# [GIVEN REQUEST]
Rewrite the items below with every "select-arrow-icon" changed to "dropdown-arrow-icon", keeping everything else the same.

# [DATA FOR PROCESSING]
★ ★ ★ ★ ★

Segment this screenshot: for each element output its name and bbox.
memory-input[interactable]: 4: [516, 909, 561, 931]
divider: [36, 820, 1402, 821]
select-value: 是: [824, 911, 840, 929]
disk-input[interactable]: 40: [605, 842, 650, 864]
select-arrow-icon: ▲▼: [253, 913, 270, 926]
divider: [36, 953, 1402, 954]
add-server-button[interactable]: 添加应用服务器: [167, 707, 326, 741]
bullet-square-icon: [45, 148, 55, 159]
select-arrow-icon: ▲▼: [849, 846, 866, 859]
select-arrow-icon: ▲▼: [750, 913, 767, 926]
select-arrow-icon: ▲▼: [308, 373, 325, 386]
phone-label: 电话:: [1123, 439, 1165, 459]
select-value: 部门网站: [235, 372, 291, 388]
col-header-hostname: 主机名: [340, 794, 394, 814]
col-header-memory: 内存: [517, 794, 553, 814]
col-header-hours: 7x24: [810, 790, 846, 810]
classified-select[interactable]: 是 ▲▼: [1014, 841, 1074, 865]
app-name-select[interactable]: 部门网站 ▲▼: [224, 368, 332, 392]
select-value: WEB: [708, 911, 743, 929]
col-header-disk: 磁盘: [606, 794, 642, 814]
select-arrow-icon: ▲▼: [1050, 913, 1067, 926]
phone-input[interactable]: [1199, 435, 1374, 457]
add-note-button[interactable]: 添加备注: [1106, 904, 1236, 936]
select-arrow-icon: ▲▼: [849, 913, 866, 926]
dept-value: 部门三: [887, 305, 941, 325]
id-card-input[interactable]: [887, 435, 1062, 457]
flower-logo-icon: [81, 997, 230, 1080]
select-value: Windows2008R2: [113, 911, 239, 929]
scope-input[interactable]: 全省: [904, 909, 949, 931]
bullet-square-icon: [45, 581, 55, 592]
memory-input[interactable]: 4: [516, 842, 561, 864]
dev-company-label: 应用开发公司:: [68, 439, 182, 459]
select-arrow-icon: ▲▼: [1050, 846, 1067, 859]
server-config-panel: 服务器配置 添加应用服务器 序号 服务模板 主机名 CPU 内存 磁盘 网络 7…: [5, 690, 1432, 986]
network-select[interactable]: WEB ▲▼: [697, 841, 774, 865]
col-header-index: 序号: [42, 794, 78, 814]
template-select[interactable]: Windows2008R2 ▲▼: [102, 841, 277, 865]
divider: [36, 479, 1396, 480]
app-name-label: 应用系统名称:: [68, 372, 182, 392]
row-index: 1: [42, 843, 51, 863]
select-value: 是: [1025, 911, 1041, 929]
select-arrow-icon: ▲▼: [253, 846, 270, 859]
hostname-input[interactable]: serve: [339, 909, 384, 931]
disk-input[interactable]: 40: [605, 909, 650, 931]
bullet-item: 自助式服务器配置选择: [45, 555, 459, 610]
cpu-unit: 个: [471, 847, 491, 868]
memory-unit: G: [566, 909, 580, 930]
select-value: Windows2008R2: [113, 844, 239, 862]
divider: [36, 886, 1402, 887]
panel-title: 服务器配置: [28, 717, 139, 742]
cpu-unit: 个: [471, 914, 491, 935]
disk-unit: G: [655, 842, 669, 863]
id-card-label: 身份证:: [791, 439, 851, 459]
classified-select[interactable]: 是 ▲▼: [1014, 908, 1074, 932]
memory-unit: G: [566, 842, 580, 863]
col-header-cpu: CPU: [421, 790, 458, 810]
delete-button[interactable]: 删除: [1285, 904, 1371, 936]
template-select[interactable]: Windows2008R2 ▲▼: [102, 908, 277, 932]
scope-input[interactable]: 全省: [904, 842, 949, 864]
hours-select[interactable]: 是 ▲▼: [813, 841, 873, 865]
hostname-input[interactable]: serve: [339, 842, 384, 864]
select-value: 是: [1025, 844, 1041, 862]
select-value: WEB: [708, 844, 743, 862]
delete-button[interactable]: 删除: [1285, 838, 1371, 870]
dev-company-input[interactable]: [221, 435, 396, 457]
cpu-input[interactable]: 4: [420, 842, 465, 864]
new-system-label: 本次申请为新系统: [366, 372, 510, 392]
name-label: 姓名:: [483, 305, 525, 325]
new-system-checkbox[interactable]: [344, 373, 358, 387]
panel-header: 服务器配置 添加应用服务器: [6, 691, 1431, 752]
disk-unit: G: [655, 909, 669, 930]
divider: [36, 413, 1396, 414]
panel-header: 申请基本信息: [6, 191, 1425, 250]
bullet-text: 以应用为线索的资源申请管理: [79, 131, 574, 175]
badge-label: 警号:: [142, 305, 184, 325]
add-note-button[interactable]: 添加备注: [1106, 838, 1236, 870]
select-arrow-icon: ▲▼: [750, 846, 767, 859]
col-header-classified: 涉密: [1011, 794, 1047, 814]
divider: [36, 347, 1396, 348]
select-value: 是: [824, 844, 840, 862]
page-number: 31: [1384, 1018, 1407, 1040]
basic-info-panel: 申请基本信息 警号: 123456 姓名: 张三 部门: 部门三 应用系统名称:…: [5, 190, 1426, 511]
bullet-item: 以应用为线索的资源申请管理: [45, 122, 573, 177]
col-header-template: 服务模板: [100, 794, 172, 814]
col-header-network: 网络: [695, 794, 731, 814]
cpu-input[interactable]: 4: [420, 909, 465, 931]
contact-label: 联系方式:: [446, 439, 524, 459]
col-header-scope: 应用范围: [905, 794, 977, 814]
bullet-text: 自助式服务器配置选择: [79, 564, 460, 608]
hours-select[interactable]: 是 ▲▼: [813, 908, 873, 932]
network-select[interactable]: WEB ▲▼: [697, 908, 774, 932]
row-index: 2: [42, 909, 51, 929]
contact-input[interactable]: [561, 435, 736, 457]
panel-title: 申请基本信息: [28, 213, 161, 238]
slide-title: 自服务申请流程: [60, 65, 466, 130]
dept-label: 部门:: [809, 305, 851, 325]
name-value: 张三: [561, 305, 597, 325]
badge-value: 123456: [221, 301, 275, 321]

★ ★ ★ ★ ★

# [EXERCISE RESPONSE]
Segment this screenshot: for each element output its name and bbox.
memory-input[interactable]: 4: [516, 909, 561, 931]
divider: [36, 820, 1402, 821]
select-value: 是: [824, 911, 840, 929]
disk-input[interactable]: 40: [605, 842, 650, 864]
dropdown-arrow-icon: ▲▼: [253, 913, 270, 926]
divider: [36, 953, 1402, 954]
add-server-button[interactable]: 添加应用服务器: [167, 707, 326, 741]
bullet-square-icon: [45, 148, 55, 159]
dropdown-arrow-icon: ▲▼: [849, 846, 866, 859]
dropdown-arrow-icon: ▲▼: [750, 913, 767, 926]
dropdown-arrow-icon: ▲▼: [308, 373, 325, 386]
phone-label: 电话:: [1123, 439, 1165, 459]
select-value: 部门网站: [235, 372, 291, 388]
col-header-hostname: 主机名: [340, 794, 394, 814]
col-header-memory: 内存: [517, 794, 553, 814]
col-header-hours: 7x24: [810, 790, 846, 810]
classified-select[interactable]: 是 ▲▼: [1014, 841, 1074, 865]
app-name-select[interactable]: 部门网站 ▲▼: [224, 368, 332, 392]
select-value: WEB: [708, 911, 743, 929]
col-header-disk: 磁盘: [606, 794, 642, 814]
dropdown-arrow-icon: ▲▼: [1050, 913, 1067, 926]
phone-input[interactable]: [1199, 435, 1374, 457]
add-note-button[interactable]: 添加备注: [1106, 904, 1236, 936]
dropdown-arrow-icon: ▲▼: [849, 913, 866, 926]
dept-value: 部门三: [887, 305, 941, 325]
id-card-input[interactable]: [887, 435, 1062, 457]
flower-logo-icon: [81, 997, 230, 1080]
select-value: Windows2008R2: [113, 911, 239, 929]
scope-input[interactable]: 全省: [904, 909, 949, 931]
bullet-square-icon: [45, 581, 55, 592]
memory-input[interactable]: 4: [516, 842, 561, 864]
dev-company-label: 应用开发公司:: [68, 439, 182, 459]
dropdown-arrow-icon: ▲▼: [1050, 846, 1067, 859]
server-config-panel: 服务器配置 添加应用服务器 序号 服务模板 主机名 CPU 内存 磁盘 网络 7…: [5, 690, 1432, 986]
network-select[interactable]: WEB ▲▼: [697, 841, 774, 865]
col-header-index: 序号: [42, 794, 78, 814]
template-select[interactable]: Windows2008R2 ▲▼: [102, 841, 277, 865]
divider: [36, 479, 1396, 480]
app-name-label: 应用系统名称:: [68, 372, 182, 392]
row-index: 1: [42, 843, 51, 863]
select-value: 是: [1025, 911, 1041, 929]
dropdown-arrow-icon: ▲▼: [253, 846, 270, 859]
hostname-input[interactable]: serve: [339, 909, 384, 931]
disk-input[interactable]: 40: [605, 909, 650, 931]
bullet-item: 自助式服务器配置选择: [45, 555, 459, 610]
cpu-unit: 个: [471, 847, 491, 868]
memory-unit: G: [566, 909, 580, 930]
select-value: Windows2008R2: [113, 844, 239, 862]
divider: [36, 886, 1402, 887]
panel-title: 服务器配置: [28, 717, 139, 742]
cpu-unit: 个: [471, 914, 491, 935]
disk-unit: G: [655, 842, 669, 863]
id-card-label: 身份证:: [791, 439, 851, 459]
classified-select[interactable]: 是 ▲▼: [1014, 908, 1074, 932]
memory-unit: G: [566, 842, 580, 863]
col-header-cpu: CPU: [421, 790, 458, 810]
delete-button[interactable]: 删除: [1285, 904, 1371, 936]
template-select[interactable]: Windows2008R2 ▲▼: [102, 908, 277, 932]
scope-input[interactable]: 全省: [904, 842, 949, 864]
hours-select[interactable]: 是 ▲▼: [813, 841, 873, 865]
hostname-input[interactable]: serve: [339, 842, 384, 864]
select-value: 是: [1025, 844, 1041, 862]
select-value: WEB: [708, 844, 743, 862]
delete-button[interactable]: 删除: [1285, 838, 1371, 870]
dev-company-input[interactable]: [221, 435, 396, 457]
cpu-input[interactable]: 4: [420, 842, 465, 864]
new-system-label: 本次申请为新系统: [366, 372, 510, 392]
name-label: 姓名:: [483, 305, 525, 325]
new-system-checkbox[interactable]: [344, 373, 358, 387]
panel-header: 服务器配置 添加应用服务器: [6, 691, 1431, 752]
disk-unit: G: [655, 909, 669, 930]
divider: [36, 413, 1396, 414]
panel-header: 申请基本信息: [6, 191, 1425, 250]
bullet-text: 以应用为线索的资源申请管理: [79, 131, 574, 175]
badge-label: 警号:: [142, 305, 184, 325]
add-note-button[interactable]: 添加备注: [1106, 838, 1236, 870]
dropdown-arrow-icon: ▲▼: [750, 846, 767, 859]
col-header-classified: 涉密: [1011, 794, 1047, 814]
divider: [36, 347, 1396, 348]
select-value: 是: [824, 844, 840, 862]
page-number: 31: [1384, 1018, 1407, 1040]
basic-info-panel: 申请基本信息 警号: 123456 姓名: 张三 部门: 部门三 应用系统名称:…: [5, 190, 1426, 511]
bullet-item: 以应用为线索的资源申请管理: [45, 122, 573, 177]
col-header-template: 服务模板: [100, 794, 172, 814]
col-header-network: 网络: [695, 794, 731, 814]
cpu-input[interactable]: 4: [420, 909, 465, 931]
contact-label: 联系方式:: [446, 439, 524, 459]
col-header-scope: 应用范围: [905, 794, 977, 814]
bullet-text: 自助式服务器配置选择: [79, 564, 460, 608]
hours-select[interactable]: 是 ▲▼: [813, 908, 873, 932]
network-select[interactable]: WEB ▲▼: [697, 908, 774, 932]
row-index: 2: [42, 909, 51, 929]
contact-input[interactable]: [561, 435, 736, 457]
panel-title: 申请基本信息: [28, 213, 161, 238]
slide-title: 自服务申请流程: [60, 65, 466, 130]
dept-label: 部门:: [809, 305, 851, 325]
name-value: 张三: [561, 305, 597, 325]
badge-value: 123456: [221, 301, 275, 321]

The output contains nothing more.